*** Opening of DATA EXTRACTS ***
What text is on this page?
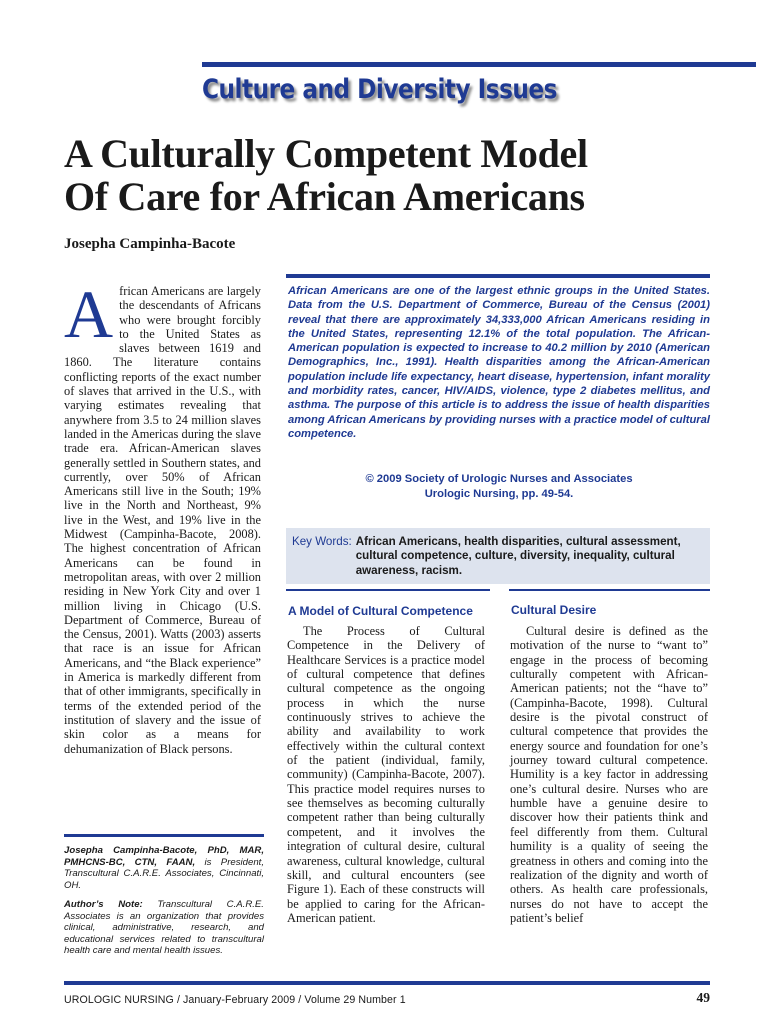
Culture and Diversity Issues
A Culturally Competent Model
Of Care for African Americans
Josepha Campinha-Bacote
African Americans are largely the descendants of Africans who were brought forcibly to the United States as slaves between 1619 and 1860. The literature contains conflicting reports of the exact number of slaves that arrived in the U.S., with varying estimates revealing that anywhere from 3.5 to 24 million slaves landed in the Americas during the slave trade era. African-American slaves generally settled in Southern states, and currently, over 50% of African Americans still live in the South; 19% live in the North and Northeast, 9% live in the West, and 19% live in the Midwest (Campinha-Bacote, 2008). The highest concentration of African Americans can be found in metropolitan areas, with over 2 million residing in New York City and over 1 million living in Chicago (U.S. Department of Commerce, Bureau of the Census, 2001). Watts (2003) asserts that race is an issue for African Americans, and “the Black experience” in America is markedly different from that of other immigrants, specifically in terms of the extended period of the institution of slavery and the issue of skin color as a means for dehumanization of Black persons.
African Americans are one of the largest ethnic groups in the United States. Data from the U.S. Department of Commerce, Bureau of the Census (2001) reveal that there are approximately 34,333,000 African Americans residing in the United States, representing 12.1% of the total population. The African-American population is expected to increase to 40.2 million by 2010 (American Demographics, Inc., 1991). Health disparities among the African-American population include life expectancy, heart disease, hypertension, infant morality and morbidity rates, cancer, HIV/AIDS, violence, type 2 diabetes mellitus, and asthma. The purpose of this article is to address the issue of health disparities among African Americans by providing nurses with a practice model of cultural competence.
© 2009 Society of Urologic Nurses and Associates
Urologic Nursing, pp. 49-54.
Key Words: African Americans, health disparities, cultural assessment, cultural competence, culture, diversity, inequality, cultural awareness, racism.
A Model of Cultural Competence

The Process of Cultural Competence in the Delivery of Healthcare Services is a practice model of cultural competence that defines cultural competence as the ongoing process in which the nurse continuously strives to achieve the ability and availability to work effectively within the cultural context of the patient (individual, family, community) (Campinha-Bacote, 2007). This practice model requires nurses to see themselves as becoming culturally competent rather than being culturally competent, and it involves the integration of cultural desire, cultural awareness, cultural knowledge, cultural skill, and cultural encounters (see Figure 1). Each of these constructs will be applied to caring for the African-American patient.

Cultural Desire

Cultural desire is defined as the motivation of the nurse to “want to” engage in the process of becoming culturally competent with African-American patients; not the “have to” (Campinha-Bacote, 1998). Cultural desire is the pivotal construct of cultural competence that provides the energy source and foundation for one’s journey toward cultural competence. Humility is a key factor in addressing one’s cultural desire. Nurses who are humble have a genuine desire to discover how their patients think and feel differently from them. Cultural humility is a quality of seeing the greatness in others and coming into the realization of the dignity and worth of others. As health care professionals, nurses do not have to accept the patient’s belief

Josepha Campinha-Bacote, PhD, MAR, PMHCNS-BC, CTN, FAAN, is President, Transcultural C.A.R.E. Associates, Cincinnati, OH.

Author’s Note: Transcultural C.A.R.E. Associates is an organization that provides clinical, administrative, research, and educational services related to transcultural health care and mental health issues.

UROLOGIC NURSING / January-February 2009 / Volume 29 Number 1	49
*** Close of DATA EXTRACTS ***
*** Opening of DATA EXTRACTS ***
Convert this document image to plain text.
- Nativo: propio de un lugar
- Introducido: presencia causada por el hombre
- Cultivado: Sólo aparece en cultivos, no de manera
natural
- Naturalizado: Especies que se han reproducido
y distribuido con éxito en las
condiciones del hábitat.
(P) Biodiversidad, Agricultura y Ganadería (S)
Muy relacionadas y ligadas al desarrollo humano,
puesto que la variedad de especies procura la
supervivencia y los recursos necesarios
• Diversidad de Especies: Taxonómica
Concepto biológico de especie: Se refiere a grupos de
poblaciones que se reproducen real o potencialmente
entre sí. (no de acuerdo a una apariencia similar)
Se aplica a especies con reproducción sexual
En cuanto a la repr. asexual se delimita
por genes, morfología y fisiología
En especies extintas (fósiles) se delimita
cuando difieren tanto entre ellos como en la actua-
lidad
*** Close of DATA EXTRACTS ***
Scan the lines above, and whenever one holds the string "delimita", copy it.

En cuanto a la repr. asexual se delimita
En especies extintas (fósiles) se delimita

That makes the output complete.